Copy every line of the listing that holds the string "pemerhati".
* start *
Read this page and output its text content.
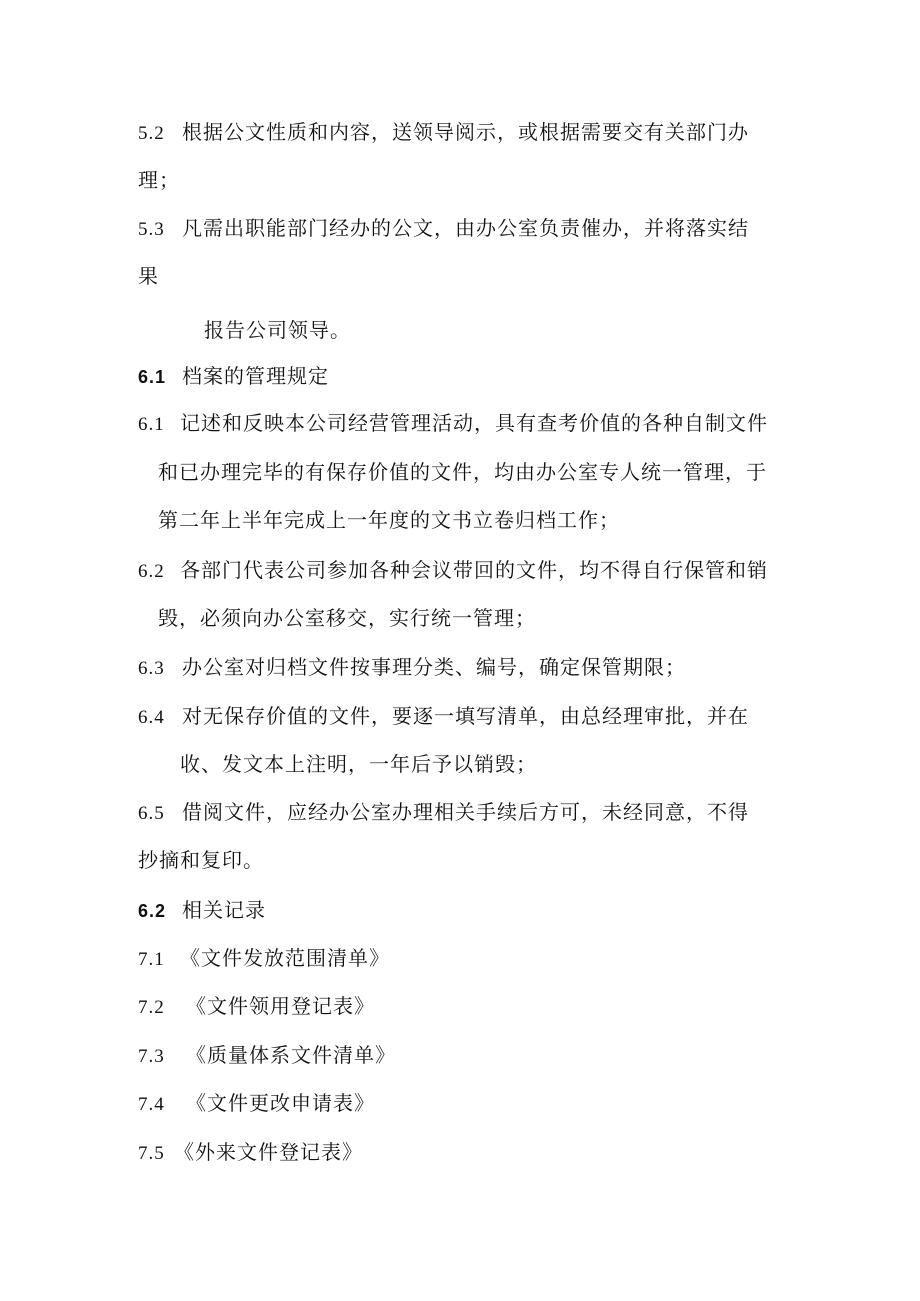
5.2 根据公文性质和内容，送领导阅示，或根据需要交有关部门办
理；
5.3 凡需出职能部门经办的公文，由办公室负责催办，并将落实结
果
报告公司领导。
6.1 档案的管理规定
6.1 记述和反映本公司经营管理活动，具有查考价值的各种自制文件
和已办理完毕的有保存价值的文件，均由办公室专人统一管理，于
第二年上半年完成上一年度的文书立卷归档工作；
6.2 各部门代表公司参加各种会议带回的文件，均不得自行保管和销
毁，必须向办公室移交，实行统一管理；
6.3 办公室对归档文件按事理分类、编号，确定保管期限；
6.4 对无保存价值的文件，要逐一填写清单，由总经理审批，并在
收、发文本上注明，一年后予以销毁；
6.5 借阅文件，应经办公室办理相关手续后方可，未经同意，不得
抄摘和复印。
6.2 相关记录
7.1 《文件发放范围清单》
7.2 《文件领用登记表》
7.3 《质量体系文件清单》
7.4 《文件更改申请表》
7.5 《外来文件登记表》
* end *
* start *
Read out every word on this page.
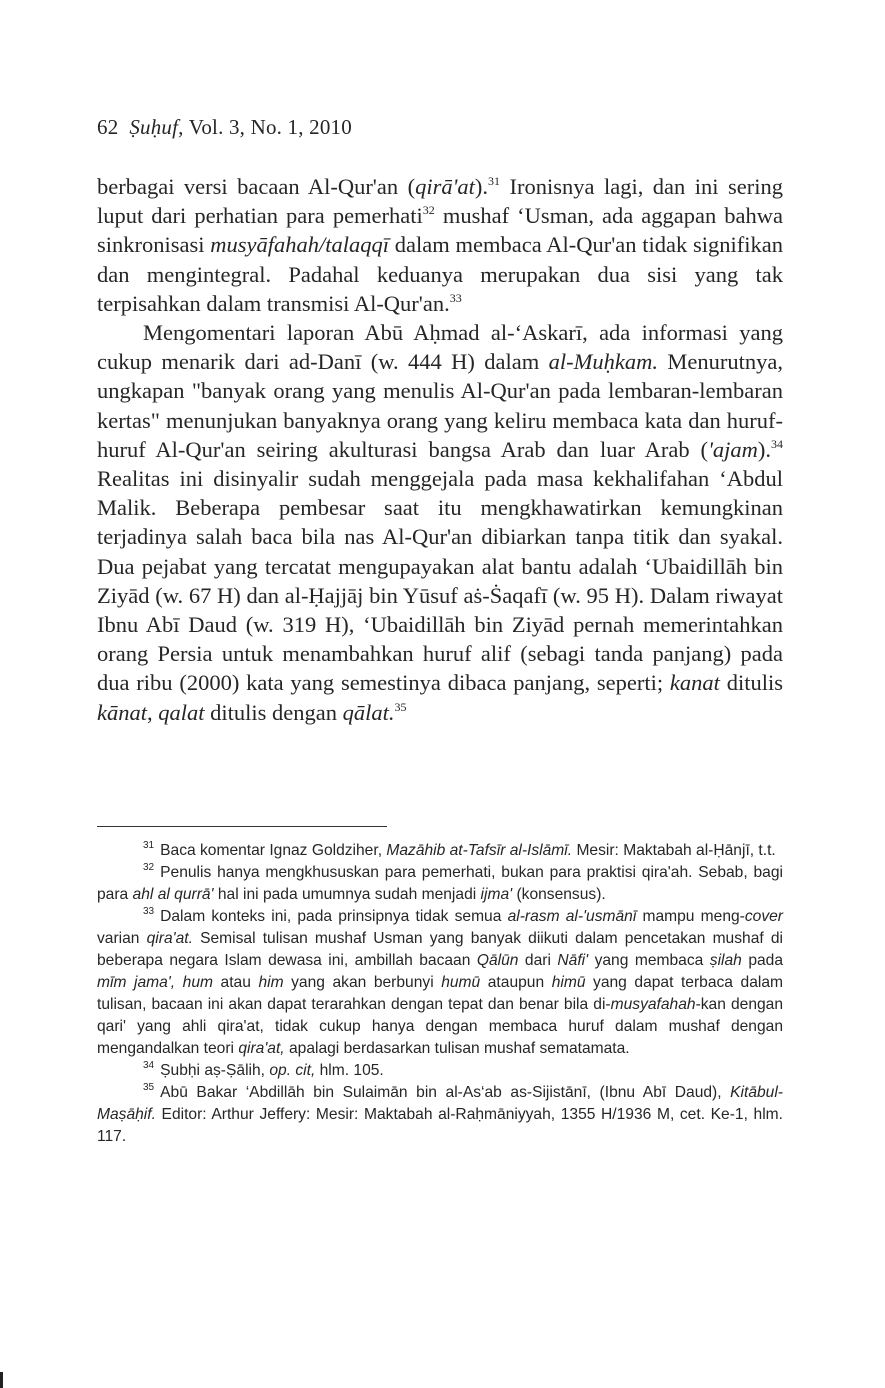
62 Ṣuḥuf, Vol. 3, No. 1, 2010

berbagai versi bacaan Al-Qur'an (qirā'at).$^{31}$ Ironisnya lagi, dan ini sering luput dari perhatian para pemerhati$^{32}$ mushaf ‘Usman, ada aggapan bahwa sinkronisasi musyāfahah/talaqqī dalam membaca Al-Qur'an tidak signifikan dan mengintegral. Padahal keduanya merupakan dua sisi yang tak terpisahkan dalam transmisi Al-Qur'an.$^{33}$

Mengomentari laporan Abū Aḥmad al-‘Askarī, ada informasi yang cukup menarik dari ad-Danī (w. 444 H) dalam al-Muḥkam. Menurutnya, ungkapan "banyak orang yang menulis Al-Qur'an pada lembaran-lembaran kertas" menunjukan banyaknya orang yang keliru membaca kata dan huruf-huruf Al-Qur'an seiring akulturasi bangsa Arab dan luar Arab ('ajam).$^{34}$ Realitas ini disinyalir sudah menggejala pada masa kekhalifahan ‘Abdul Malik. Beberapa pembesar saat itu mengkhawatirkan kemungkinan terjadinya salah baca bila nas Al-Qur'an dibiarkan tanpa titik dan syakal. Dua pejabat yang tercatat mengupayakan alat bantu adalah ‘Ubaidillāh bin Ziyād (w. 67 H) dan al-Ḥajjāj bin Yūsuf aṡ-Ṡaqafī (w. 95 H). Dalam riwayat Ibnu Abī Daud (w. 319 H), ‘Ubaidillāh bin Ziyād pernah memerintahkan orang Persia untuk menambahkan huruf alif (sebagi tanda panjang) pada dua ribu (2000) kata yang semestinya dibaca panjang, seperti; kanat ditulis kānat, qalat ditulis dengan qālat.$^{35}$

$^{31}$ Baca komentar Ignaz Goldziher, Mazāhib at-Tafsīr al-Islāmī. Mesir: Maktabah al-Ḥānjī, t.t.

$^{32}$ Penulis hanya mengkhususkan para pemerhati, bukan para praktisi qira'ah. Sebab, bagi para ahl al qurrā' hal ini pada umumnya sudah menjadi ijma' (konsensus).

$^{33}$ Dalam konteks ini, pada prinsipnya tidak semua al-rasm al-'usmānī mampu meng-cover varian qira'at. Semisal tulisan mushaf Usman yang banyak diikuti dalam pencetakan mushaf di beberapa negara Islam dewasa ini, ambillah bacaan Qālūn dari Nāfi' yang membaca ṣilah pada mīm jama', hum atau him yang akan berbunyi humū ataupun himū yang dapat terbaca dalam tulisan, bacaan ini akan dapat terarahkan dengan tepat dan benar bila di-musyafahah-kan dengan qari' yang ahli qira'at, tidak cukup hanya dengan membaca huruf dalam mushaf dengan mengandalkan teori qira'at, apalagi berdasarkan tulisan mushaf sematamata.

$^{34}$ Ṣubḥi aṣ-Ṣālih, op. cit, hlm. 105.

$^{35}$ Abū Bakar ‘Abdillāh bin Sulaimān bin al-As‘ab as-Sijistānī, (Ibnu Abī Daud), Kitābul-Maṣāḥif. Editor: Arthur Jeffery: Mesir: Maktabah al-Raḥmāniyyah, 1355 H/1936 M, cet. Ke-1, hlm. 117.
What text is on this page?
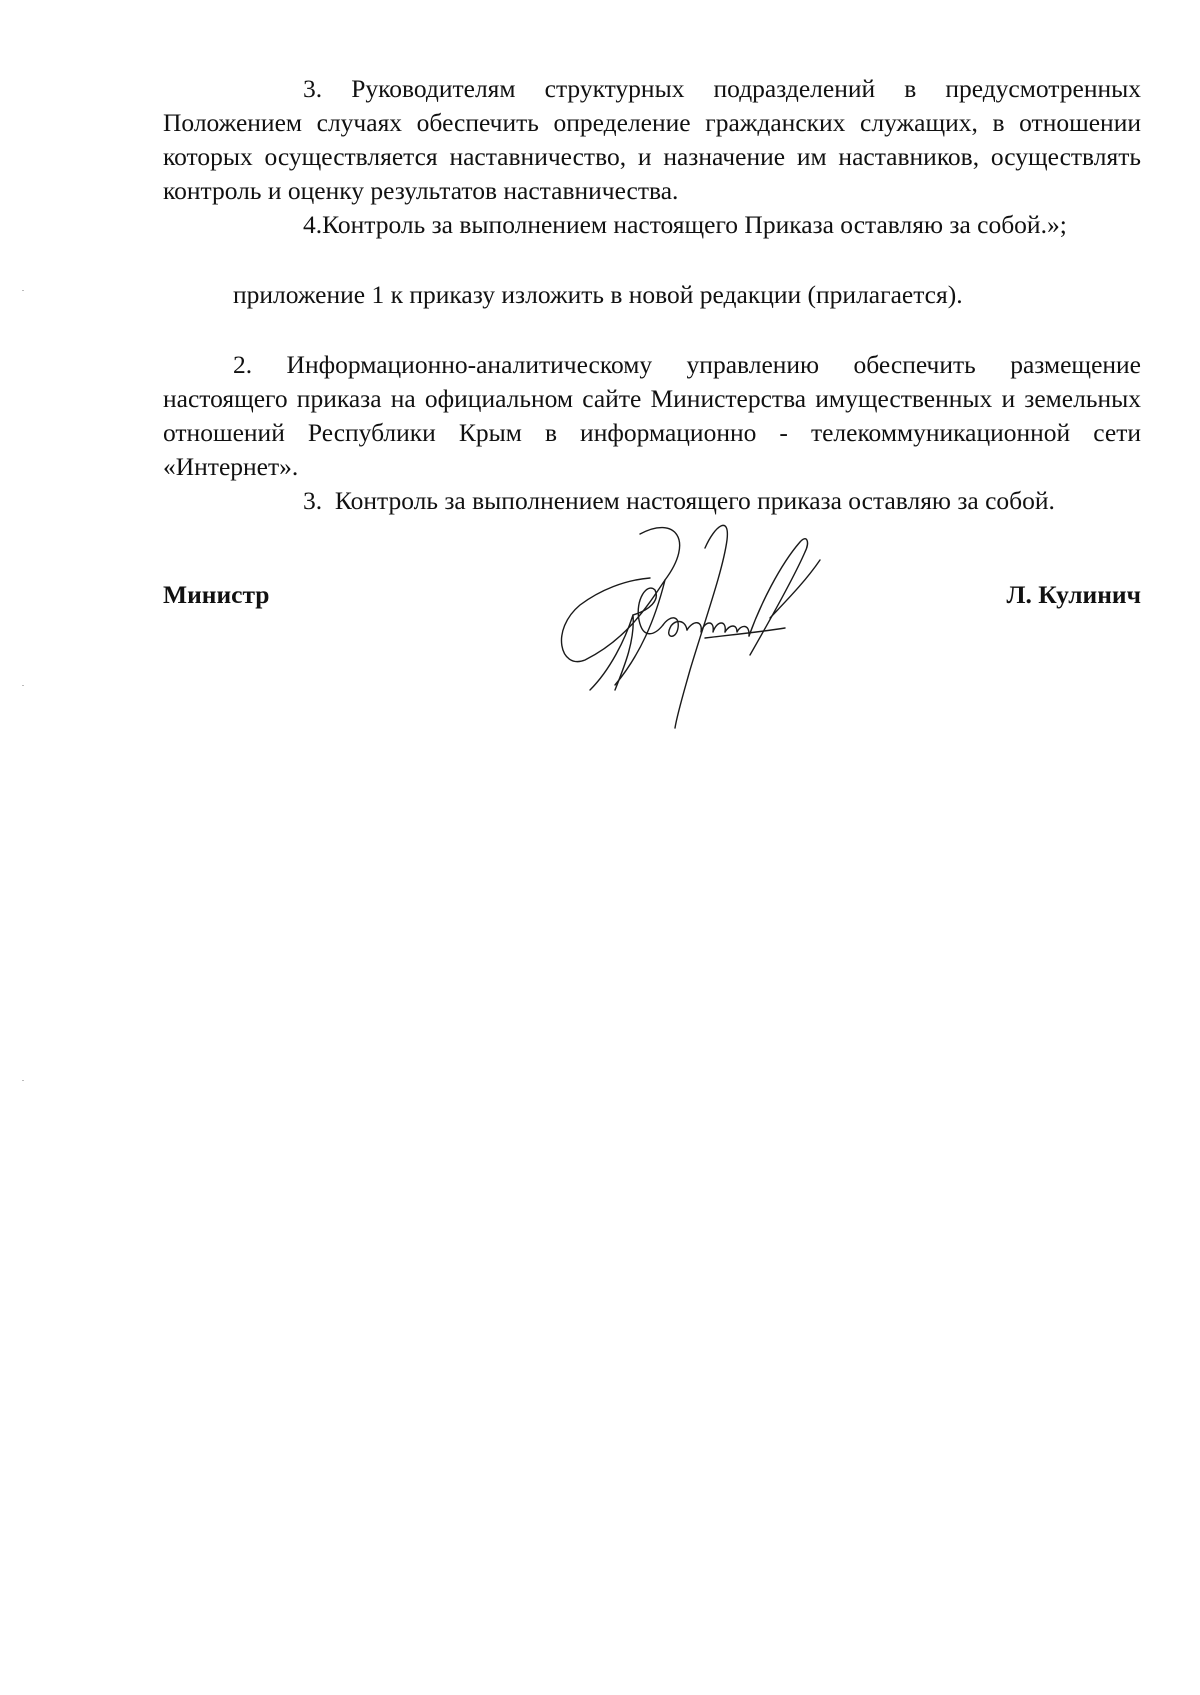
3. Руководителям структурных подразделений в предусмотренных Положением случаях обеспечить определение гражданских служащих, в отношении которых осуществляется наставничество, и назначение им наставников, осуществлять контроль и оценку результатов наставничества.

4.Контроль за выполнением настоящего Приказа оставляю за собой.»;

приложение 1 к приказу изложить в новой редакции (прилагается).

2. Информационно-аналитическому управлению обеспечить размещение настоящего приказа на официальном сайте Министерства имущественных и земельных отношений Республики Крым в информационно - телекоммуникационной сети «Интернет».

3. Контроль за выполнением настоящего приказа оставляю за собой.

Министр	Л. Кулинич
* end *
== Written solution ==
berbagai versi bacaan Al-Qur'an (qirā'at).$^{31}$ Ironisnya lagi, dan ini sering luput dari perhatian para pemerhati$^{32}$ mushaf ‘Usman, ada aggapan bahwa sinkronisasi musyāfahah/talaqqī dalam membaca Al-Qur'an tidak signifikan dan mengintegral. Padahal keduanya merupakan dua sisi yang tak terpisahkan dalam transmisi Al-Qur'an.$^{33}$
$^{32}$ Penulis hanya mengkhususkan para pemerhati, bukan para praktisi qira'ah. Sebab, bagi para ahl al qurrā' hal ini pada umumnya sudah menjadi ijma' (konsensus).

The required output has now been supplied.